Starting with the line that contains "What's the underlying", copy every line through the end of the data below, exactly and with nothing added.

──────── Information given

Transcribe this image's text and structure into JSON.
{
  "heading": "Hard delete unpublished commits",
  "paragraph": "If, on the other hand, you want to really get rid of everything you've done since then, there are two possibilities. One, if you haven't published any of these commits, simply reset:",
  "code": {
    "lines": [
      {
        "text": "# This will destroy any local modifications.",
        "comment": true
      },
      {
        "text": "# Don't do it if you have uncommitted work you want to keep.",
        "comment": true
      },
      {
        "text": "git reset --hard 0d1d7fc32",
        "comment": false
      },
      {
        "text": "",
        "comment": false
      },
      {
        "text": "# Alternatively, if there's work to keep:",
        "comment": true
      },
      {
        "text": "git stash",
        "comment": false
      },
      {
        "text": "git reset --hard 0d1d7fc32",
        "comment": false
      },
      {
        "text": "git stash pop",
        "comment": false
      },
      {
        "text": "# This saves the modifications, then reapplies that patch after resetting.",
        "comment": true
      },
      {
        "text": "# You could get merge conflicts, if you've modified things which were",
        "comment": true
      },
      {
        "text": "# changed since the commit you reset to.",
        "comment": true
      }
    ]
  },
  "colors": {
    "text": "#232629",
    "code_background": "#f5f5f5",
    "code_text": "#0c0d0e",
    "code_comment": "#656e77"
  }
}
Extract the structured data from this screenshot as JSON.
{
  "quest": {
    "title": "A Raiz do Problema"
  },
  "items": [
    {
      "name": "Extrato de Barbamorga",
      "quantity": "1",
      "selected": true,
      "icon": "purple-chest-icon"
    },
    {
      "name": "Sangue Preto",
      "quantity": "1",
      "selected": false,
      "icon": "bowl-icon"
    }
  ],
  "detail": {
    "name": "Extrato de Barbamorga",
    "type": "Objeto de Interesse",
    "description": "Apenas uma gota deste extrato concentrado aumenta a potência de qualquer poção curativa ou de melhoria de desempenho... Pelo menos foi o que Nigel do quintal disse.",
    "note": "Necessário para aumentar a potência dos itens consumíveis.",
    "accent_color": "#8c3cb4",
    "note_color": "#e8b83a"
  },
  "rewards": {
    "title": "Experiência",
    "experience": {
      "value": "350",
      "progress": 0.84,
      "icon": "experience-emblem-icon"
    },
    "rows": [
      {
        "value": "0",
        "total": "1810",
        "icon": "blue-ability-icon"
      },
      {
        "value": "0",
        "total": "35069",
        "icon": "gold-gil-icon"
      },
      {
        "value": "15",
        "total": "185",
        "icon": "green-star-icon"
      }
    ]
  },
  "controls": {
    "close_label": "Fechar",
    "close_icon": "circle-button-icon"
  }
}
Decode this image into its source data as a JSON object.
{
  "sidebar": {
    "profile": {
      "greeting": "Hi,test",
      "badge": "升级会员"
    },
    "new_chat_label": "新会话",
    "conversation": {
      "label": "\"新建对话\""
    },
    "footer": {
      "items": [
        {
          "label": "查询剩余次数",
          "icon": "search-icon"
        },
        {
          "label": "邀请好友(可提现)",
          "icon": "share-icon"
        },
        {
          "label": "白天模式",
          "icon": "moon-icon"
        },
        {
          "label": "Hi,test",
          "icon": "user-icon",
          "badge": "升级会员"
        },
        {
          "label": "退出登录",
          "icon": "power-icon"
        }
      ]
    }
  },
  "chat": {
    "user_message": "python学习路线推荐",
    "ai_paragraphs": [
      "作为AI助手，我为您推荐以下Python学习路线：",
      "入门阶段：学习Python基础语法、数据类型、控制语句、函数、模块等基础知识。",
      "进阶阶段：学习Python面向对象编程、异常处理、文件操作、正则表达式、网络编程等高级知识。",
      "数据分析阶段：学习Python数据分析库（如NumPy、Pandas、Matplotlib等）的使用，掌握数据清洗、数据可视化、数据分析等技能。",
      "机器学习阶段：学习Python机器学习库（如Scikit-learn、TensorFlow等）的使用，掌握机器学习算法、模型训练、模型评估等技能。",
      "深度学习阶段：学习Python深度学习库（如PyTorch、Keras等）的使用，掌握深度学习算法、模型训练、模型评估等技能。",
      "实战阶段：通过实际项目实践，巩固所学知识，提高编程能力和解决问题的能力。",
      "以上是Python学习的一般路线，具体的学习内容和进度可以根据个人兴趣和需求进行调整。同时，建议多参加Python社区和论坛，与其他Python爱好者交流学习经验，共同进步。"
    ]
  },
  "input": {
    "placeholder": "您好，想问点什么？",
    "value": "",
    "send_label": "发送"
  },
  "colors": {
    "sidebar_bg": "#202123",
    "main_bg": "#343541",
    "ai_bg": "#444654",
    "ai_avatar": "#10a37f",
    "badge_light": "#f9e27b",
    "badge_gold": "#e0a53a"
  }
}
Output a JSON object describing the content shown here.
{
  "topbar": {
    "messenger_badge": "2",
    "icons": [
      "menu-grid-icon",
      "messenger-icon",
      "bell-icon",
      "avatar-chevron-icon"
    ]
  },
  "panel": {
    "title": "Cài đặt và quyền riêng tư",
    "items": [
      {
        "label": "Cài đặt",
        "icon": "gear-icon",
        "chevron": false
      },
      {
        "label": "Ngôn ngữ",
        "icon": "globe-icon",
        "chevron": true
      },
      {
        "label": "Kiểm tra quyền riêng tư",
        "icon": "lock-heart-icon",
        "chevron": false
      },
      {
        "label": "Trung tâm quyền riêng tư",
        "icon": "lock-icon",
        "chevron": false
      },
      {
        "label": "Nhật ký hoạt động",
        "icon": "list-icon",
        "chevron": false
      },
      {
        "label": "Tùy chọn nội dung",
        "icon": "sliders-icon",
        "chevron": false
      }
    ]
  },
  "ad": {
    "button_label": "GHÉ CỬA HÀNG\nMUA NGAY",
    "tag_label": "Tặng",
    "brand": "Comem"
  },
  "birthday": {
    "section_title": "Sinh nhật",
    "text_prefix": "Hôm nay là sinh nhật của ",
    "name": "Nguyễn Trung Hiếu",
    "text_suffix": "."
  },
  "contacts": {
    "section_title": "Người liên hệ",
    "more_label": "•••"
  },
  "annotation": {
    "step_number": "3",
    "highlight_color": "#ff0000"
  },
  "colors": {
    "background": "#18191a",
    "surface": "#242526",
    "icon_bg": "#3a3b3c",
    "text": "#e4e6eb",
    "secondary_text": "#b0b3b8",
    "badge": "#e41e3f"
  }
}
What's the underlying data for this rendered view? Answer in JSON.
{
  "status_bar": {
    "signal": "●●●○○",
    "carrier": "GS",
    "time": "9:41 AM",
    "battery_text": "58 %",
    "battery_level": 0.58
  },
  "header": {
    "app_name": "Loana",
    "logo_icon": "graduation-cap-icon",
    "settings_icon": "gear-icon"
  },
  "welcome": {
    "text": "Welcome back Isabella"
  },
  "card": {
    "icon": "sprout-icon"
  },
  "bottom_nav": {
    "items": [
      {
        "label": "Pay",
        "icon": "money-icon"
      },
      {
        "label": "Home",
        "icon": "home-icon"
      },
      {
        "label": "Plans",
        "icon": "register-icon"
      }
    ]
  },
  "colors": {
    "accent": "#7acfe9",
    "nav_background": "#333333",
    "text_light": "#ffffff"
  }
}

────────────────

_Reply:_
What's the underlying data for this rendered view? Answer in JSON.
{
  "status_bar": {
    "signal": "●●●○○",
    "carrier": "GS",
    "time": "9:41 AM",
    "battery_text": "58 %",
    "battery_level": 0.58
  },
  "header": {
    "app_name": "Loana",
    "logo_icon": "graduation-cap-icon",
    "settings_icon": "gear-icon"
  },
  "welcome": {
    "text": "Welcome back Isabella"
  },
  "card": {
    "icon": "sprout-icon"
  },
  "bottom_nav": {
    "items": [
      {
        "label": "Pay",
        "icon": "money-icon"
      },
      {
        "label": "Home",
        "icon": "home-icon"
      },
      {
        "label": "Plans",
        "icon": "register-icon"
      }
    ]
  },
  "colors": {
    "accent": "#7acfe9",
    "nav_background": "#333333",
    "text_light": "#ffffff"
  }
}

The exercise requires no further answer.